» PROBLEMS TO WORK ON
1. In the Star Trek season three Blu-ray review, which company handled the digital restoration work for season three?
2. Resume the Star Trek season three Blu-ray review from its last sentence.

» TEXT TO READ
-=-=-=-=-

Blu-ray Review: Star Trek: The Next Generation - Season Three

Classic episodes abound in this game-changing season.

By , Contributor

The high definition remastering of Star Trek: The Next Generation has thus far been a revelatory experience. Season three is the latest to receive the Blu-ray treatment and the results are as satisfying as any so far. While season two’s digital restoration work was outsourced and displayed marginally lower quality than season one (though to my eyes it looks far better than some of the nit-pickiest fans claim), CBS Digital has once again handled the complicated process. I can find nothing to criticize in their incredibly detailed work. Season two’s on-set footage looked excellent, but the recreated effects work by HTV-Illuminate had a sort of makeweight quality; not bad, but not as richly detailed as we knew from the first season that it could be. Don’t fret about such shortcomings with the vitally important third season, the point at which the show truly came into its own.

The quality of the upgrade simply cannot be overstated. Originally the show’s special effects work was finished on standard definition videotape. The earlier DVD sets looked bland, soft, and dated. Returning to the original 35mm negatives, redoing all the special effects in HD, and re-editing it all so it exactly matches the original cuts has resulted in a cinematic experience (despite the necessary retention of the 1.33:1 aspect ratio). If you have any doubts about the need for an expensive upgrade from the old DVD sets, I’ll just reiterate that if you want to see the show as it truly was meant to be seen then the Blu-rays are the only way to go. I know that sounds like a hard sell (from which I have nothing to gain), but I daresay TNG is the most dramatic example I’ve seen of the superiority of the format.

Season three began in 1989 and carried on into 1990. After the strike-shortened second season, this marked a return to the full 26-episode order. The more notable return was Gates McFadden as Dr. Beverly Crusher, who had left the show after season one due to creative differences. While I’m not overly fond of Dr. Crusher as a character, I’m glad we don’t see more of Dr. Pulaski (Diana Muldaur), the Enterprise’s doctor from season two. McFadden has some nice moments as Dr. Crusher adjusts to her son Wesley’s (Wil Wheaton) greater prominence as an Enterprise crew member. The third season, while not without a few dud episodes, displays a confidence and overall artistry heretofore unseen in the series.

Characters, as well as the interpretations of the actors playing them, began to really crystallize with this season. The thoughtful maturity of the first two season’s best episodes continued, but with greater consistency. Highlights abound, but one of the best episodes is “Sarek,” featuring Mark Lenard in a reprisal of his role as Spock’s father. While experiencing a sort of Vulcan equivalent of Alzheimer’s (one that throws their emotions out of control), Sarek mind-melds with Picard (Patrick Stewart) in order to transfer his raging emotion temporarily for a diplomatic meeting. Stewart turns in a tour de force performance as he conveys some of what is troubling Sarek. This is one of the episodes discussed at length in the set’s new special features.

-=-=-=-=-

» DATA LINES
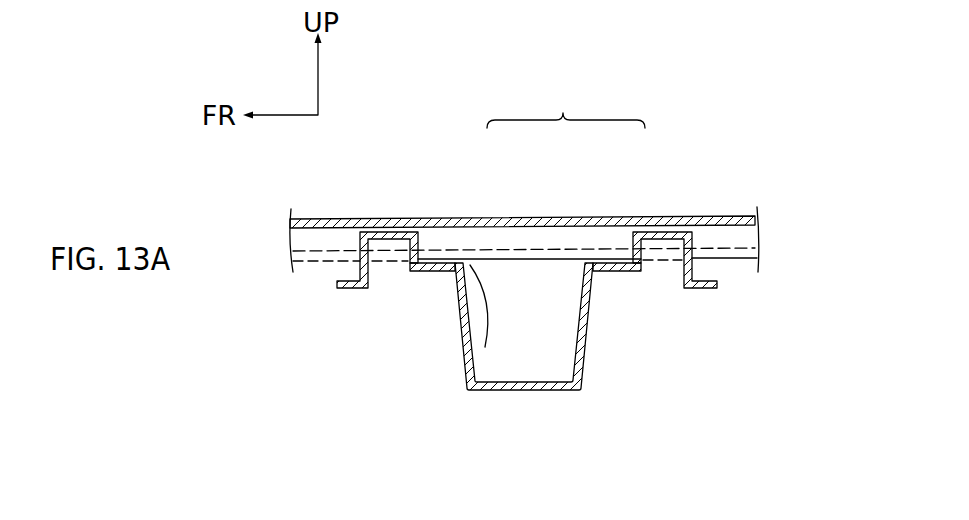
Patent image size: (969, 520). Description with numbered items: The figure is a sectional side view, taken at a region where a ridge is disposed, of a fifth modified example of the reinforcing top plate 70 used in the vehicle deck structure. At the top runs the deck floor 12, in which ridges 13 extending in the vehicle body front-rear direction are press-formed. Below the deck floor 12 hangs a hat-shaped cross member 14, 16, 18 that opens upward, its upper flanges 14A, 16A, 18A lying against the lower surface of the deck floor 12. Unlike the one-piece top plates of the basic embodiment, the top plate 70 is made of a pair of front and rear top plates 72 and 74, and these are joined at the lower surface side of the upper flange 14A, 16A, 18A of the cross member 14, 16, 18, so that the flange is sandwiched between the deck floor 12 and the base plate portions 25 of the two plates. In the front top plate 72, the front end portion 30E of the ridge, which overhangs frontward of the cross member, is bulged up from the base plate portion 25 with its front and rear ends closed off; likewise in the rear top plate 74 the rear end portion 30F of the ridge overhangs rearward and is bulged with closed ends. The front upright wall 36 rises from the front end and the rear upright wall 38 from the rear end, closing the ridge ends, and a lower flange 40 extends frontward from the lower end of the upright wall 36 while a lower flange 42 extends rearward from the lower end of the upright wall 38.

-=-=-=-=-

» FINAL RESULTS
1. CBS Digital

2.
“Yesterday’s Enterprise” is also a classic, one that finds the Enterprise encountering a 22-year-old Enterprise that passed through a temporal rift, changing the course of history. This one allows for a reappearance of Tasha Yar (Denise Crosby), who has not died in this alternate reality. “Deja Q” gives us another great appearance by John de Lancie as the omniscient Q (though not so in this episode, for which the Q Continuum has stripped him of his powers). “The Offspring” presents a clever (and emotionally effective) expansion on season two’s ‘how human is Data?’ study, “The Measure of a Man.” In this one, Data (Brent Spiner) creates a “daughter” for himself, which incites more controversy between Picard and Starfleet brass.

Then there’s the infamous—though highly regarded—cliffhanger, “The Best of Both Worlds, Part 1,” that concluded season three. This upped the ante for TNG, really setting a fever pitch anticipation for the fourth season. Spoiler alert for anyone brand new to the show (though a trailer for The Best of Both Worlds Blu-ray, which combines parts one and season four’s part two, leads off disc one), Picard is assimilated by that greatest of all TNG villains, the Borg. Pretty amazing turnaround considering the second season (though easily superior to the first) concluded in something of a state of creative turmoil.

I began by singing the praises of the 1080p presentation. The ultra-sharp images reveal so much that is simply not present on the DVDs. Textures in the makeup appliances of Worf and the many other alien characters are seen in far greater detail. Check out Sarek’s deeply-lined face, especially during the close-up in which he sheds a few tears. The DVD’s grayish black levels have deepened, becoming solid and inky. The washed out contrast of the DVD versions is no more. Now we can appreciate any dramatically lighted scene in its full glory. “Yesterday’s Enterprise,” with its not-quite-right, darkly-lit Enterprise, is a choice example. And perhaps above all, colors—from the maroon uniforms to Guinan’s various outfits—are vivid and rich in a way the previous versions never hinted at. The show couldn’t look better had it been produced this year rather than some 23 years ago.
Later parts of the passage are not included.